··· MATERIAL PROVIDED ···

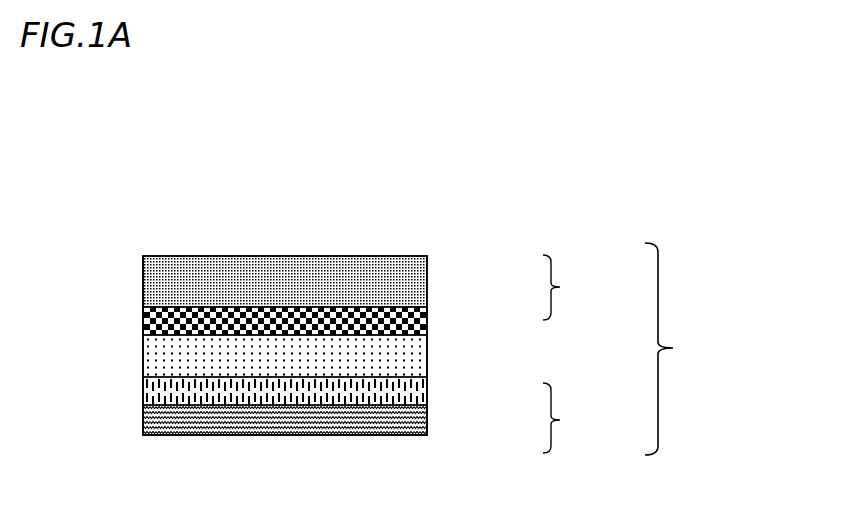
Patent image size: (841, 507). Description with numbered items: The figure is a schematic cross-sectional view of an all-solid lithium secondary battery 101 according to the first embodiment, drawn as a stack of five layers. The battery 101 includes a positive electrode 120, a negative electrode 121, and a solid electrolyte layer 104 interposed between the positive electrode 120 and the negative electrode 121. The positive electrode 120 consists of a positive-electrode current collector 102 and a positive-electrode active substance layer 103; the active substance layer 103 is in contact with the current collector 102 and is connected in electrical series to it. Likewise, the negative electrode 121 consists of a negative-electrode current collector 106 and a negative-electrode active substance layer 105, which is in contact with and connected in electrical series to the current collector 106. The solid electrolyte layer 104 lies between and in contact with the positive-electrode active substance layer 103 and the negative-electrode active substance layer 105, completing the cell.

The all-solid lithium secondary battery 101 is at (437, 349).
The positive-electrode current collector 102 is at (383, 276).
The positive-electrode active substance layer 103 is at (388, 320).
The solid electrolyte layer 104 is at (383, 357).
The negative-electrode active substance layer 105 is at (383, 391).
The negative-electrode current collector 106 is at (388, 426).
The positive electrode 120 is at (377, 294).
The negative electrode 121 is at (380, 415).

···

WHAT IS ASKED: Reproduce all of the records with "schematic cross-sectional view" swapped for "schematic sectional view" and nothing else altered, leaving out the pictures.

EXPECTED ANSWER:
Patent image size: (841, 507). Description with numbered items: The figure is a schematic sectional view of an all-solid lithium secondary battery 101 according to the first embodiment, drawn as a stack of five layers. The battery 101 includes a positive electrode 120, a negative electrode 121, and a solid electrolyte layer 104 interposed between the positive electrode 120 and the negative electrode 121. The positive electrode 120 consists of a positive-electrode current collector 102 and a positive-electrode active substance layer 103; the active substance layer 103 is in contact with the current collector 102 and is connected in electrical series to it. Likewise, the negative electrode 121 consists of a negative-electrode current collector 106 and a negative-electrode active substance layer 105, which is in contact with and connected in electrical series to the current collector 106. The solid electrolyte layer 104 lies between and in contact with the positive-electrode active substance layer 103 and the negative-electrode active substance layer 105, completing the cell.

The all-solid lithium secondary battery 101 is at (437, 349).
The positive-electrode current collector 102 is at (383, 276).
The positive-electrode active substance layer 103 is at (388, 320).
The solid electrolyte layer 104 is at (383, 357).
The negative-electrode active substance layer 105 is at (383, 391).
The negative-electrode current collector 106 is at (388, 426).
The positive electrode 120 is at (377, 294).
The negative electrode 121 is at (380, 415).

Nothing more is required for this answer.